== TASK TO CARRY OUT ==
Identify the lines that contain the string "exit" and copy all of them.

== ITEMS ==

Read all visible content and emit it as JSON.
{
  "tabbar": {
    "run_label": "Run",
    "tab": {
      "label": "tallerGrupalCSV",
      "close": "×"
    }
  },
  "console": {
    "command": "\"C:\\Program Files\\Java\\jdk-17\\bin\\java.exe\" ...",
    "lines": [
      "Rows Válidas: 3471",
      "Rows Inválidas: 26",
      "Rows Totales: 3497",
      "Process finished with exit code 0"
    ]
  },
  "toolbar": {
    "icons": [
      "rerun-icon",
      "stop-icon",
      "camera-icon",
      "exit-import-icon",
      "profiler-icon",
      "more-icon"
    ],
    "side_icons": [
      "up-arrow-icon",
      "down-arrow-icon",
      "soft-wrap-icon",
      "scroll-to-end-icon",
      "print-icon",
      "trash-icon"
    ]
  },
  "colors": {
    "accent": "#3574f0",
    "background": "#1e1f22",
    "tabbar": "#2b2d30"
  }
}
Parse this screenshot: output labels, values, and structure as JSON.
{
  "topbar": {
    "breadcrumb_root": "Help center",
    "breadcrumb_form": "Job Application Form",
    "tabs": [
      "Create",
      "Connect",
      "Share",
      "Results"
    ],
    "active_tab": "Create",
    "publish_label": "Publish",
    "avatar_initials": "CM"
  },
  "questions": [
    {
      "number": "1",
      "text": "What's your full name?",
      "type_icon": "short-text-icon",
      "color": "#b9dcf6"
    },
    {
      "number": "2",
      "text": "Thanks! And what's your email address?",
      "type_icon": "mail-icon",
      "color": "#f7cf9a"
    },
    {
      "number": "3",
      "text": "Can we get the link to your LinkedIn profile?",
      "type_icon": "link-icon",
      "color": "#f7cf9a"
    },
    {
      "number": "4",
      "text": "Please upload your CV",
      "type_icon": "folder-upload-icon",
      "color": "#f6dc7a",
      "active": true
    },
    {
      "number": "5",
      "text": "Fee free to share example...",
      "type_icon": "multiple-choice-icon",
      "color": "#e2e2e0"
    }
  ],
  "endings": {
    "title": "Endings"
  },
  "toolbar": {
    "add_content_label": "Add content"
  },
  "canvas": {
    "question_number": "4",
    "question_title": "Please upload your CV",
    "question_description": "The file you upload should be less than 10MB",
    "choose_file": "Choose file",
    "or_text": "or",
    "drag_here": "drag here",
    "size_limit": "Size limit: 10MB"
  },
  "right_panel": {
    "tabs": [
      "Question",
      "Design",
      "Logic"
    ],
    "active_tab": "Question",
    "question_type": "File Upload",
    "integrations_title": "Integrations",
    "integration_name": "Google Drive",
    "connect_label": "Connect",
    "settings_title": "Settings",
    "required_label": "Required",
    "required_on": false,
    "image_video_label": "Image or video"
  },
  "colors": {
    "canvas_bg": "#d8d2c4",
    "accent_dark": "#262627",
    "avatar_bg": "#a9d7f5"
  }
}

== THE RESPONSE ==
      "Process finished with exit code 0"
      "exit-import-icon",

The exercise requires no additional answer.